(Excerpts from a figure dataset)
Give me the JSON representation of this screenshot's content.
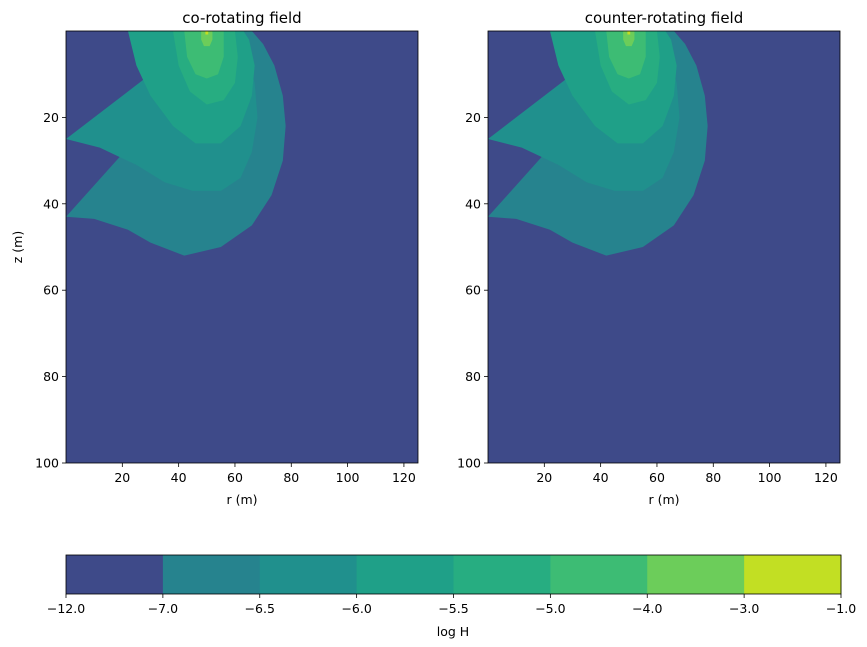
{
  "chart_data": [
    {
      "type": "contour",
      "title": "co-rotating field",
      "xlabel": "r (m)",
      "ylabel": "z (m)",
      "xlim": [
        0,
        125
      ],
      "ylim": [
        100,
        0
      ],
      "xticks": [
        20,
        40,
        60,
        80,
        100,
        120
      ],
      "yticks": [
        20,
        40,
        60,
        80,
        100
      ],
      "source": {
        "r": 50,
        "z": 0
      },
      "contours": [
        {
          "level": -7.0,
          "center": [
            50,
            0
          ],
          "outline": [
            [
              0,
              43
            ],
            [
              10,
              43.5
            ],
            [
              22,
              46
            ],
            [
              30,
              49
            ],
            [
              42,
              52
            ],
            [
              55,
              50
            ],
            [
              66,
              45
            ],
            [
              73,
              38
            ],
            [
              77,
              30
            ],
            [
              78,
              22
            ],
            [
              77,
              15
            ],
            [
              74,
              8
            ],
            [
              70,
              3
            ],
            [
              66,
              0
            ]
          ]
        },
        {
          "level": -6.5,
          "center": [
            48,
            0
          ],
          "outline": [
            [
              0,
              25
            ],
            [
              12,
              27
            ],
            [
              25,
              31
            ],
            [
              35,
              35
            ],
            [
              45,
              37
            ],
            [
              55,
              37
            ],
            [
              62,
              34
            ],
            [
              66,
              28
            ],
            [
              68,
              20
            ],
            [
              67,
              12
            ],
            [
              64,
              5
            ],
            [
              60,
              0
            ]
          ]
        },
        {
          "level": -6.0,
          "center": [
            48,
            0
          ],
          "outline": [
            [
              22,
              0
            ],
            [
              25,
              8
            ],
            [
              30,
              15
            ],
            [
              38,
              22
            ],
            [
              46,
              26
            ],
            [
              55,
              26
            ],
            [
              62,
              22
            ],
            [
              66,
              15
            ],
            [
              67,
              8
            ],
            [
              65,
              2
            ],
            [
              63,
              0
            ]
          ]
        },
        {
          "level": -5.5,
          "center": [
            48,
            0
          ],
          "outline": [
            [
              38,
              0
            ],
            [
              40,
              8
            ],
            [
              44,
              14
            ],
            [
              50,
              17
            ],
            [
              56,
              16
            ],
            [
              60,
              12
            ],
            [
              61,
              6
            ],
            [
              60,
              0
            ]
          ]
        },
        {
          "level": -5.0,
          "center": [
            48,
            0
          ],
          "outline": [
            [
              42,
              0
            ],
            [
              43,
              6
            ],
            [
              46,
              10
            ],
            [
              50,
              11
            ],
            [
              54,
              10
            ],
            [
              56,
              6
            ],
            [
              56,
              0
            ]
          ]
        },
        {
          "level": -4.0,
          "center": [
            50,
            0
          ],
          "outline": [
            [
              48,
              0
            ],
            [
              48,
              2
            ],
            [
              49,
              3.5
            ],
            [
              51,
              3.5
            ],
            [
              52,
              2
            ],
            [
              52,
              0
            ]
          ]
        },
        {
          "level": -3.0,
          "center": [
            50,
            0
          ],
          "outline": [
            [
              49.5,
              0
            ],
            [
              49.5,
              0.8
            ],
            [
              50.5,
              0.8
            ],
            [
              50.5,
              0
            ]
          ]
        }
      ]
    },
    {
      "type": "contour",
      "title": "counter-rotating field",
      "xlabel": "r (m)",
      "ylabel": "",
      "xlim": [
        0,
        125
      ],
      "ylim": [
        100,
        0
      ],
      "xticks": [
        20,
        40,
        60,
        80,
        100,
        120
      ],
      "yticks": [
        20,
        40,
        60,
        80,
        100
      ],
      "source": {
        "r": 50,
        "z": 0
      },
      "contours": [
        {
          "level": -7.0,
          "center": [
            50,
            0
          ],
          "outline": [
            [
              0,
              43
            ],
            [
              10,
              43.5
            ],
            [
              22,
              46
            ],
            [
              30,
              49
            ],
            [
              42,
              52
            ],
            [
              55,
              50
            ],
            [
              66,
              45
            ],
            [
              73,
              38
            ],
            [
              77,
              30
            ],
            [
              78,
              22
            ],
            [
              77,
              15
            ],
            [
              74,
              8
            ],
            [
              70,
              3
            ],
            [
              66,
              0
            ]
          ]
        },
        {
          "level": -6.5,
          "center": [
            48,
            0
          ],
          "outline": [
            [
              0,
              25
            ],
            [
              12,
              27
            ],
            [
              25,
              31
            ],
            [
              35,
              35
            ],
            [
              45,
              37
            ],
            [
              55,
              37
            ],
            [
              62,
              34
            ],
            [
              66,
              28
            ],
            [
              68,
              20
            ],
            [
              67,
              12
            ],
            [
              64,
              5
            ],
            [
              60,
              0
            ]
          ]
        },
        {
          "level": -6.0,
          "center": [
            48,
            0
          ],
          "outline": [
            [
              22,
              0
            ],
            [
              25,
              8
            ],
            [
              30,
              15
            ],
            [
              38,
              22
            ],
            [
              46,
              26
            ],
            [
              55,
              26
            ],
            [
              62,
              22
            ],
            [
              66,
              15
            ],
            [
              67,
              8
            ],
            [
              65,
              2
            ],
            [
              63,
              0
            ]
          ]
        },
        {
          "level": -5.5,
          "center": [
            48,
            0
          ],
          "outline": [
            [
              38,
              0
            ],
            [
              40,
              8
            ],
            [
              44,
              14
            ],
            [
              50,
              17
            ],
            [
              56,
              16
            ],
            [
              60,
              12
            ],
            [
              61,
              6
            ],
            [
              60,
              0
            ]
          ]
        },
        {
          "level": -5.0,
          "center": [
            48,
            0
          ],
          "outline": [
            [
              42,
              0
            ],
            [
              43,
              6
            ],
            [
              46,
              10
            ],
            [
              50,
              11
            ],
            [
              54,
              10
            ],
            [
              56,
              6
            ],
            [
              56,
              0
            ]
          ]
        },
        {
          "level": -4.0,
          "center": [
            50,
            0
          ],
          "outline": [
            [
              48,
              0
            ],
            [
              48,
              2
            ],
            [
              49,
              3.5
            ],
            [
              51,
              3.5
            ],
            [
              52,
              2
            ],
            [
              52,
              0
            ]
          ]
        },
        {
          "level": -3.0,
          "center": [
            50,
            0
          ],
          "outline": [
            [
              49.5,
              0
            ],
            [
              49.5,
              0.8
            ],
            [
              50.5,
              0.8
            ],
            [
              50.5,
              0
            ]
          ]
        }
      ]
    }
  ],
  "colorbar": {
    "label": "log H",
    "boundaries": [
      -12.0,
      -7.0,
      -6.5,
      -6.0,
      -5.5,
      -5.0,
      -4.0,
      -3.0,
      -1.0
    ],
    "tick_labels": [
      "−12.0",
      "−7.0",
      "−6.5",
      "−6.0",
      "−5.5",
      "−5.0",
      "−4.0",
      "−3.0",
      "−1.0"
    ],
    "colors": [
      "#3e4a89",
      "#26838e",
      "#20908d",
      "#1fa088",
      "#27ad81",
      "#3dbc74",
      "#6ccd5a",
      "#c2df23"
    ]
  },
  "band_colors": {
    "-12.0": "#3e4a89",
    "-7.0": "#26838e",
    "-6.5": "#20908d",
    "-6.0": "#1fa088",
    "-5.5": "#27ad81",
    "-5.0": "#3dbc74",
    "-4.0": "#6ccd5a",
    "-3.0": "#c2df23"
  }
}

• [PROBLEM STATEMENT]: Quote each record exactly as it stands, minus the pictures.

• [EXERCISE SOLUTION]:
Give me the JSON representation of this screenshot's content.
{
  "chart_data": [
    {
      "type": "contour",
      "title": "co-rotating field",
      "xlabel": "r (m)",
      "ylabel": "z (m)",
      "xlim": [
        0,
        125
      ],
      "ylim": [
        100,
        0
      ],
      "xticks": [
        20,
        40,
        60,
        80,
        100,
        120
      ],
      "yticks": [
        20,
        40,
        60,
        80,
        100
      ],
      "source": {
        "r": 50,
        "z": 0
      },
      "contours": [
        {
          "level": -7.0,
          "center": [
            50,
            0
          ],
          "outline": [
            [
              0,
              43
            ],
            [
              10,
              43.5
            ],
            [
              22,
              46
            ],
            [
              30,
              49
            ],
            [
              42,
              52
            ],
            [
              55,
              50
            ],
            [
              66,
              45
            ],
            [
              73,
              38
            ],
            [
              77,
              30
            ],
            [
              78,
              22
            ],
            [
              77,
              15
            ],
            [
              74,
              8
            ],
            [
              70,
              3
            ],
            [
              66,
              0
            ]
          ]
        },
        {
          "level": -6.5,
          "center": [
            48,
            0
          ],
          "outline": [
            [
              0,
              25
            ],
            [
              12,
              27
            ],
            [
              25,
              31
            ],
            [
              35,
              35
            ],
            [
              45,
              37
            ],
            [
              55,
              37
            ],
            [
              62,
              34
            ],
            [
              66,
              28
            ],
            [
              68,
              20
            ],
            [
              67,
              12
            ],
            [
              64,
              5
            ],
            [
              60,
              0
            ]
          ]
        },
        {
          "level": -6.0,
          "center": [
            48,
            0
          ],
          "outline": [
            [
              22,
              0
            ],
            [
              25,
              8
            ],
            [
              30,
              15
            ],
            [
              38,
              22
            ],
            [
              46,
              26
            ],
            [
              55,
              26
            ],
            [
              62,
              22
            ],
            [
              66,
              15
            ],
            [
              67,
              8
            ],
            [
              65,
              2
            ],
            [
              63,
              0
            ]
          ]
        },
        {
          "level": -5.5,
          "center": [
            48,
            0
          ],
          "outline": [
            [
              38,
              0
            ],
            [
              40,
              8
            ],
            [
              44,
              14
            ],
            [
              50,
              17
            ],
            [
              56,
              16
            ],
            [
              60,
              12
            ],
            [
              61,
              6
            ],
            [
              60,
              0
            ]
          ]
        },
        {
          "level": -5.0,
          "center": [
            48,
            0
          ],
          "outline": [
            [
              42,
              0
            ],
            [
              43,
              6
            ],
            [
              46,
              10
            ],
            [
              50,
              11
            ],
            [
              54,
              10
            ],
            [
              56,
              6
            ],
            [
              56,
              0
            ]
          ]
        },
        {
          "level": -4.0,
          "center": [
            50,
            0
          ],
          "outline": [
            [
              48,
              0
            ],
            [
              48,
              2
            ],
            [
              49,
              3.5
            ],
            [
              51,
              3.5
            ],
            [
              52,
              2
            ],
            [
              52,
              0
            ]
          ]
        },
        {
          "level": -3.0,
          "center": [
            50,
            0
          ],
          "outline": [
            [
              49.5,
              0
            ],
            [
              49.5,
              0.8
            ],
            [
              50.5,
              0.8
            ],
            [
              50.5,
              0
            ]
          ]
        }
      ]
    },
    {
      "type": "contour",
      "title": "counter-rotating field",
      "xlabel": "r (m)",
      "ylabel": "",
      "xlim": [
        0,
        125
      ],
      "ylim": [
        100,
        0
      ],
      "xticks": [
        20,
        40,
        60,
        80,
        100,
        120
      ],
      "yticks": [
        20,
        40,
        60,
        80,
        100
      ],
      "source": {
        "r": 50,
        "z": 0
      },
      "contours": [
        {
          "level": -7.0,
          "center": [
            50,
            0
          ],
          "outline": [
            [
              0,
              43
            ],
            [
              10,
              43.5
            ],
            [
              22,
              46
            ],
            [
              30,
              49
            ],
            [
              42,
              52
            ],
            [
              55,
              50
            ],
            [
              66,
              45
            ],
            [
              73,
              38
            ],
            [
              77,
              30
            ],
            [
              78,
              22
            ],
            [
              77,
              15
            ],
            [
              74,
              8
            ],
            [
              70,
              3
            ],
            [
              66,
              0
            ]
          ]
        },
        {
          "level": -6.5,
          "center": [
            48,
            0
          ],
          "outline": [
            [
              0,
              25
            ],
            [
              12,
              27
            ],
            [
              25,
              31
            ],
            [
              35,
              35
            ],
            [
              45,
              37
            ],
            [
              55,
              37
            ],
            [
              62,
              34
            ],
            [
              66,
              28
            ],
            [
              68,
              20
            ],
            [
              67,
              12
            ],
            [
              64,
              5
            ],
            [
              60,
              0
            ]
          ]
        },
        {
          "level": -6.0,
          "center": [
            48,
            0
          ],
          "outline": [
            [
              22,
              0
            ],
            [
              25,
              8
            ],
            [
              30,
              15
            ],
            [
              38,
              22
            ],
            [
              46,
              26
            ],
            [
              55,
              26
            ],
            [
              62,
              22
            ],
            [
              66,
              15
            ],
            [
              67,
              8
            ],
            [
              65,
              2
            ],
            [
              63,
              0
            ]
          ]
        },
        {
          "level": -5.5,
          "center": [
            48,
            0
          ],
          "outline": [
            [
              38,
              0
            ],
            [
              40,
              8
            ],
            [
              44,
              14
            ],
            [
              50,
              17
            ],
            [
              56,
              16
            ],
            [
              60,
              12
            ],
            [
              61,
              6
            ],
            [
              60,
              0
            ]
          ]
        },
        {
          "level": -5.0,
          "center": [
            48,
            0
          ],
          "outline": [
            [
              42,
              0
            ],
            [
              43,
              6
            ],
            [
              46,
              10
            ],
            [
              50,
              11
            ],
            [
              54,
              10
            ],
            [
              56,
              6
            ],
            [
              56,
              0
            ]
          ]
        },
        {
          "level": -4.0,
          "center": [
            50,
            0
          ],
          "outline": [
            [
              48,
              0
            ],
            [
              48,
              2
            ],
            [
              49,
              3.5
            ],
            [
              51,
              3.5
            ],
            [
              52,
              2
            ],
            [
              52,
              0
            ]
          ]
        },
        {
          "level": -3.0,
          "center": [
            50,
            0
          ],
          "outline": [
            [
              49.5,
              0
            ],
            [
              49.5,
              0.8
            ],
            [
              50.5,
              0.8
            ],
            [
              50.5,
              0
            ]
          ]
        }
      ]
    }
  ],
  "colorbar": {
    "label": "log H",
    "boundaries": [
      -12.0,
      -7.0,
      -6.5,
      -6.0,
      -5.5,
      -5.0,
      -4.0,
      -3.0,
      -1.0
    ],
    "tick_labels": [
      "−12.0",
      "−7.0",
      "−6.5",
      "−6.0",
      "−5.5",
      "−5.0",
      "−4.0",
      "−3.0",
      "−1.0"
    ],
    "colors": [
      "#3e4a89",
      "#26838e",
      "#20908d",
      "#1fa088",
      "#27ad81",
      "#3dbc74",
      "#6ccd5a",
      "#c2df23"
    ]
  },
  "band_colors": {
    "-12.0": "#3e4a89",
    "-7.0": "#26838e",
    "-6.5": "#20908d",
    "-6.0": "#1fa088",
    "-5.5": "#27ad81",
    "-5.0": "#3dbc74",
    "-4.0": "#6ccd5a",
    "-3.0": "#c2df23"
  }
}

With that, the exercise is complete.